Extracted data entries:
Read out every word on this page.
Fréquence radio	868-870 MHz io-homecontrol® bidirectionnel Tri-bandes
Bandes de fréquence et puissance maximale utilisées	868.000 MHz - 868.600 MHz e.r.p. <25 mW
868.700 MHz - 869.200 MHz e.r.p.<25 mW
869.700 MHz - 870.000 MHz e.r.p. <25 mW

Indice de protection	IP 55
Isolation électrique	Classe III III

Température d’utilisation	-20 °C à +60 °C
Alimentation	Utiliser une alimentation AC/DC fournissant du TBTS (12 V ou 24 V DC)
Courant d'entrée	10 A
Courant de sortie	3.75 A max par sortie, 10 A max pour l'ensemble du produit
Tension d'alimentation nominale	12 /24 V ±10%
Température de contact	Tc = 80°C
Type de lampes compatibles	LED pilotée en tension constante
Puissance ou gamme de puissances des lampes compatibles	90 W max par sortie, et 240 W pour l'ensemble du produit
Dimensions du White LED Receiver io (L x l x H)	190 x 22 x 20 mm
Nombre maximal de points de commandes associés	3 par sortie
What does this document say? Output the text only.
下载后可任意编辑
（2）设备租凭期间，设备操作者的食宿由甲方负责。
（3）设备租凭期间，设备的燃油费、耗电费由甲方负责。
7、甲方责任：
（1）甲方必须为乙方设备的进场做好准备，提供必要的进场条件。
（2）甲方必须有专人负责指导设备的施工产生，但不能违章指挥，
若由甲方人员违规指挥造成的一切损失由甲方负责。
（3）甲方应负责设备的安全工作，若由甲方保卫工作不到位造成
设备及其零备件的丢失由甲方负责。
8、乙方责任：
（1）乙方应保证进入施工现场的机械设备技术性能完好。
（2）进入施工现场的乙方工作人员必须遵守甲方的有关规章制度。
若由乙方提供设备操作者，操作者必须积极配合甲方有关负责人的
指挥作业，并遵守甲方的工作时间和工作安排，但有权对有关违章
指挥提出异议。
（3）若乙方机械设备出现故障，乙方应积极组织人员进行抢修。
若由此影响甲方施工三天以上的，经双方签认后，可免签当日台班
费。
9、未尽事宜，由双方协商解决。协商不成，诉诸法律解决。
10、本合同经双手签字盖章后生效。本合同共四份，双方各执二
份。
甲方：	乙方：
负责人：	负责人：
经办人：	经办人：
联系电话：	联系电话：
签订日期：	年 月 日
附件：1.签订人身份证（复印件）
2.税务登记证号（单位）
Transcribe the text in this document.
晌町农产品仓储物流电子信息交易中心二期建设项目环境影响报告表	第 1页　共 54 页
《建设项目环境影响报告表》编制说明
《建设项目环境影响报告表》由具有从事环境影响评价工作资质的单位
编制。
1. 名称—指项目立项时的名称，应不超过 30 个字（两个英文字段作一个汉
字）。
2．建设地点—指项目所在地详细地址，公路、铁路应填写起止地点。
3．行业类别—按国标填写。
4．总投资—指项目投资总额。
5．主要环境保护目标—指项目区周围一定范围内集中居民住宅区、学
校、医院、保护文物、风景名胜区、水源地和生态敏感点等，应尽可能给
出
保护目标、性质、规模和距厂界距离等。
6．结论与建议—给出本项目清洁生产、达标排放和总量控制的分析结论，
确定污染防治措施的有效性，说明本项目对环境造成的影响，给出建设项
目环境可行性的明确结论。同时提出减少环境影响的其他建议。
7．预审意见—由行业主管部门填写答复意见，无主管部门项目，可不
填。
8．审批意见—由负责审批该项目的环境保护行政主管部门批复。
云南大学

# [Exercise brief]
Please restate the whole listing word for word.

# [Correct answer]
Read out every word on this page.
Fréquence radio	868-870 MHz io-homecontrol® bidirectionnel Tri-bandes
Bandes de fréquence et puissance maximale utilisées	868.000 MHz - 868.600 MHz e.r.p. <25 mW
868.700 MHz - 869.200 MHz e.r.p.<25 mW
869.700 MHz - 870.000 MHz e.r.p. <25 mW

Indice de protection	IP 55
Isolation électrique	Classe III III

Température d’utilisation	-20 °C à +60 °C
Alimentation	Utiliser une alimentation AC/DC fournissant du TBTS (12 V ou 24 V DC)
Courant d'entrée	10 A
Courant de sortie	3.75 A max par sortie, 10 A max pour l'ensemble du produit
Tension d'alimentation nominale	12 /24 V ±10%
Température de contact	Tc = 80°C
Type de lampes compatibles	LED pilotée en tension constante
Puissance ou gamme de puissances des lampes compatibles	90 W max par sortie, et 240 W pour l'ensemble du produit
Dimensions du White LED Receiver io (L x l x H)	190 x 22 x 20 mm
Nombre maximal de points de commandes associés	3 par sortie
What does this document say? Output the text only.
下载后可任意编辑
（2）设备租凭期间，设备操作者的食宿由甲方负责。
（3）设备租凭期间，设备的燃油费、耗电费由甲方负责。
7、甲方责任：
（1）甲方必须为乙方设备的进场做好准备，提供必要的进场条件。
（2）甲方必须有专人负责指导设备的施工产生，但不能违章指挥，
若由甲方人员违规指挥造成的一切损失由甲方负责。
（3）甲方应负责设备的安全工作，若由甲方保卫工作不到位造成
设备及其零备件的丢失由甲方负责。
8、乙方责任：
（1）乙方应保证进入施工现场的机械设备技术性能完好。
（2）进入施工现场的乙方工作人员必须遵守甲方的有关规章制度。
若由乙方提供设备操作者，操作者必须积极配合甲方有关负责人的
指挥作业，并遵守甲方的工作时间和工作安排，但有权对有关违章
指挥提出异议。
（3）若乙方机械设备出现故障，乙方应积极组织人员进行抢修。
若由此影响甲方施工三天以上的，经双方签认后，可免签当日台班
费。
9、未尽事宜，由双方协商解决。协商不成，诉诸法律解决。
10、本合同经双手签字盖章后生效。本合同共四份，双方各执二
份。
甲方：	乙方：
负责人：	负责人：
经办人：	经办人：
联系电话：	联系电话：
签订日期：	年 月 日
附件：1.签订人身份证（复印件）
2.税务登记证号（单位）
Transcribe the text in this document.
晌町农产品仓储物流电子信息交易中心二期建设项目环境影响报告表	第 1页　共 54 页
《建设项目环境影响报告表》编制说明
《建设项目环境影响报告表》由具有从事环境影响评价工作资质的单位
编制。
1. 名称—指项目立项时的名称，应不超过 30 个字（两个英文字段作一个汉
字）。
2．建设地点—指项目所在地详细地址，公路、铁路应填写起止地点。
3．行业类别—按国标填写。
4．总投资—指项目投资总额。
5．主要环境保护目标—指项目区周围一定范围内集中居民住宅区、学
校、医院、保护文物、风景名胜区、水源地和生态敏感点等，应尽可能给
出
保护目标、性质、规模和距厂界距离等。
6．结论与建议—给出本项目清洁生产、达标排放和总量控制的分析结论，
确定污染防治措施的有效性，说明本项目对环境造成的影响，给出建设项
目环境可行性的明确结论。同时提出减少环境影响的其他建议。
7．预审意见—由行业主管部门填写答复意见，无主管部门项目，可不
填。
8．审批意见—由负责审批该项目的环境保护行政主管部门批复。
云南大学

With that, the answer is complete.